> TASK REQUIREMENTS
In the entries below, find the lines with the word "Hemisphere" and copy them.

> MATERIAL FOR THIS EXERCISE
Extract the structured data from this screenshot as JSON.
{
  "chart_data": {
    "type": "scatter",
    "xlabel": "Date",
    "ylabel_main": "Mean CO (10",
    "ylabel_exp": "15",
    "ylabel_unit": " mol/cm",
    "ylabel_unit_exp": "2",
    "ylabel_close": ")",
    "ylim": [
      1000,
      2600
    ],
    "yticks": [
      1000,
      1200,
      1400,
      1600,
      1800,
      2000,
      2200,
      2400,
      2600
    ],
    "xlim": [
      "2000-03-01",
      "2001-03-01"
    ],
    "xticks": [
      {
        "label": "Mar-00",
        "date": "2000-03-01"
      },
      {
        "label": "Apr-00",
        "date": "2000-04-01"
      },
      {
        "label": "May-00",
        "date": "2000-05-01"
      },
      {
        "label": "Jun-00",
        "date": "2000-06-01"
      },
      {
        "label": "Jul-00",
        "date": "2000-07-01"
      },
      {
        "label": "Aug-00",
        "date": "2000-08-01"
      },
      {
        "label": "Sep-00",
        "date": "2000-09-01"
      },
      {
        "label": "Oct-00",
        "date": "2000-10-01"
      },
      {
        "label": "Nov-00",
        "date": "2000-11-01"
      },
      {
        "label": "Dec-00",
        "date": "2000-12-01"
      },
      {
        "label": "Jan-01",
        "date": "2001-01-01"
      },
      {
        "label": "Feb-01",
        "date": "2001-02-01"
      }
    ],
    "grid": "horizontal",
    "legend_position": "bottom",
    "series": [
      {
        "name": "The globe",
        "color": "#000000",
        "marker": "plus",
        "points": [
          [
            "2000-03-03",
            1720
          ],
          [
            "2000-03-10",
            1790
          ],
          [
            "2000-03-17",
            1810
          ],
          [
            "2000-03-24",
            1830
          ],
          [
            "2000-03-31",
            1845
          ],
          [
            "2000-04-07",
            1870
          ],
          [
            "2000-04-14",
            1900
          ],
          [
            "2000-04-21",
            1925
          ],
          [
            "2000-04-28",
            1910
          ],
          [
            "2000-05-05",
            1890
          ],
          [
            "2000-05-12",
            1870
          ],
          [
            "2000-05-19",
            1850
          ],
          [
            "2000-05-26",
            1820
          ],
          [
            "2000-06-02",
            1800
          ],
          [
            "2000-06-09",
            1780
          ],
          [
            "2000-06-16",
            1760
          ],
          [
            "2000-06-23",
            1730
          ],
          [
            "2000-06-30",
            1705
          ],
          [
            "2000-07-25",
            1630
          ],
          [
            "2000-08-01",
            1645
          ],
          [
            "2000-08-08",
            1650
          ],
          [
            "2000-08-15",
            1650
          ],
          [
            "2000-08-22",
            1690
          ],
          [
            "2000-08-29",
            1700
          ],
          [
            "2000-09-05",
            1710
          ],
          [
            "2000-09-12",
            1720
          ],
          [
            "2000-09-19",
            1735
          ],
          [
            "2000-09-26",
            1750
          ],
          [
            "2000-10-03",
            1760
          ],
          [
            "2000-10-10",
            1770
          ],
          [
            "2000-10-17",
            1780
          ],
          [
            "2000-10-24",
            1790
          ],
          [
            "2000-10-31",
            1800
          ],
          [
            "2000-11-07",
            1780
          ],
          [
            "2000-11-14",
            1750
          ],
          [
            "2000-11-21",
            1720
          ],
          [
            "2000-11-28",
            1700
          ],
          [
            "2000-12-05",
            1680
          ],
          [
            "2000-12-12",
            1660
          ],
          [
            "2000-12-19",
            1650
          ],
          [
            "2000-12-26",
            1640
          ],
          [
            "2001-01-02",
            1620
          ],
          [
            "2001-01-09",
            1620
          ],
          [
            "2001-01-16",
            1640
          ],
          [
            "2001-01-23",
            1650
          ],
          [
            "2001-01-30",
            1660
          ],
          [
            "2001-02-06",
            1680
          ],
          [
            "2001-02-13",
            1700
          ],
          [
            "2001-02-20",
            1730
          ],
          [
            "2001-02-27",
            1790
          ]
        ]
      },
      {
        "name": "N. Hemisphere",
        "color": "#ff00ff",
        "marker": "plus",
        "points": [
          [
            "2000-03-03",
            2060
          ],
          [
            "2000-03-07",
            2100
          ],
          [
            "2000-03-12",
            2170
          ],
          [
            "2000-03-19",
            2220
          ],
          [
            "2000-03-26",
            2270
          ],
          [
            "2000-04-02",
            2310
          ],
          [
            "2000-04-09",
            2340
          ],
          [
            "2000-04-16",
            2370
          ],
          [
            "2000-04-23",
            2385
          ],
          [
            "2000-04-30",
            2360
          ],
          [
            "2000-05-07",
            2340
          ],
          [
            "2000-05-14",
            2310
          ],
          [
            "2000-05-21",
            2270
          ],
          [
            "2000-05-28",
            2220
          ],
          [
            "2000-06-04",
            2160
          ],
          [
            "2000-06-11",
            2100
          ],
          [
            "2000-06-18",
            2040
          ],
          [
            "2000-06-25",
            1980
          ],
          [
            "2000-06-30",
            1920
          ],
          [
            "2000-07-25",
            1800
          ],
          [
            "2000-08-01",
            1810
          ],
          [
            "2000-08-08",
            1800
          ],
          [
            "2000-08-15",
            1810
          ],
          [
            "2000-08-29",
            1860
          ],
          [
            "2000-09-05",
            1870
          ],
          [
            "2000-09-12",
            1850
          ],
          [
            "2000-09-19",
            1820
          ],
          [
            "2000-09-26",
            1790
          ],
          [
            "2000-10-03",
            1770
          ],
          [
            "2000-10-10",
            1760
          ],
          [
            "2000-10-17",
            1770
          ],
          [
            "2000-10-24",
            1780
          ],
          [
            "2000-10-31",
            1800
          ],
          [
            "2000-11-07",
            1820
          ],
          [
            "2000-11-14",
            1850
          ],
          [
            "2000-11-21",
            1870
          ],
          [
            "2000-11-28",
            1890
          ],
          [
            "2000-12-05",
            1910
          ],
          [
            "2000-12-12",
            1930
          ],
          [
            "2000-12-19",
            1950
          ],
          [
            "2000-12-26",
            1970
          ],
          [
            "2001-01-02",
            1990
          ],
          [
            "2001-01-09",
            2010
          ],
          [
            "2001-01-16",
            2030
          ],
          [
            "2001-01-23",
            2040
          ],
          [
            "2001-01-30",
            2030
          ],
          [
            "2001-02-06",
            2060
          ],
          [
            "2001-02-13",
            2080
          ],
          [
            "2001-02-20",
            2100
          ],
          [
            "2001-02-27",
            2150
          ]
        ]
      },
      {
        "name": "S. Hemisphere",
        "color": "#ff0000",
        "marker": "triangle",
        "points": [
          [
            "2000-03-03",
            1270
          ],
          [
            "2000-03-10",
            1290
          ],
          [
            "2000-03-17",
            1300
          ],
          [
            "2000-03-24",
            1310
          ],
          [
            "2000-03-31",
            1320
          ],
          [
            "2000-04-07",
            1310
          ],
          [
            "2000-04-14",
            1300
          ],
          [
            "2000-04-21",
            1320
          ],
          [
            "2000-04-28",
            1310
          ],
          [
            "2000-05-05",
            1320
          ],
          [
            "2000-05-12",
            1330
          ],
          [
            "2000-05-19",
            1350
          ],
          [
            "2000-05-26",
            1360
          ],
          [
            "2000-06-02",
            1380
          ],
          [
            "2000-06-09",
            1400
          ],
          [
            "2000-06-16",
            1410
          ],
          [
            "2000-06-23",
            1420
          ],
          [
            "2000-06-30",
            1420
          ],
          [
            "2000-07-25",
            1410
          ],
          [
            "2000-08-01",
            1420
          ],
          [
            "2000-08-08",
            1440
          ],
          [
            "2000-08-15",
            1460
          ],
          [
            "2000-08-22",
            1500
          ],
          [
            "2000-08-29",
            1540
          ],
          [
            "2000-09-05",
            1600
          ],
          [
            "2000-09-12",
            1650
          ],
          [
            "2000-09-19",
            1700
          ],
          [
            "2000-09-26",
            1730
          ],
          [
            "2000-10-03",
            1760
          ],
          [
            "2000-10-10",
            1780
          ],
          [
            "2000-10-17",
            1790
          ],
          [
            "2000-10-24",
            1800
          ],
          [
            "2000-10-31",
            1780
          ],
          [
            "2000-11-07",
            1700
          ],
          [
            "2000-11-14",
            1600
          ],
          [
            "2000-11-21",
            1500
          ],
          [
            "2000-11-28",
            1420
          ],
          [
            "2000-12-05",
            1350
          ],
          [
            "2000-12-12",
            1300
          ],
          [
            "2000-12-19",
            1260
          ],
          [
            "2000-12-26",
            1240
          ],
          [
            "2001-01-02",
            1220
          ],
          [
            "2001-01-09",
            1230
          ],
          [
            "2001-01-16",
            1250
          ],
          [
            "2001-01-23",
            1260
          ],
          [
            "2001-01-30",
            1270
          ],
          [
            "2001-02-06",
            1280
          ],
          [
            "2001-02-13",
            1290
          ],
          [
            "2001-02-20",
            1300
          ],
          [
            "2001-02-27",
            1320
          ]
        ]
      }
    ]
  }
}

> SOLUTION FOR THIS TASK
        "name": "N. Hemisphere",
        "name": "S. Hemisphere",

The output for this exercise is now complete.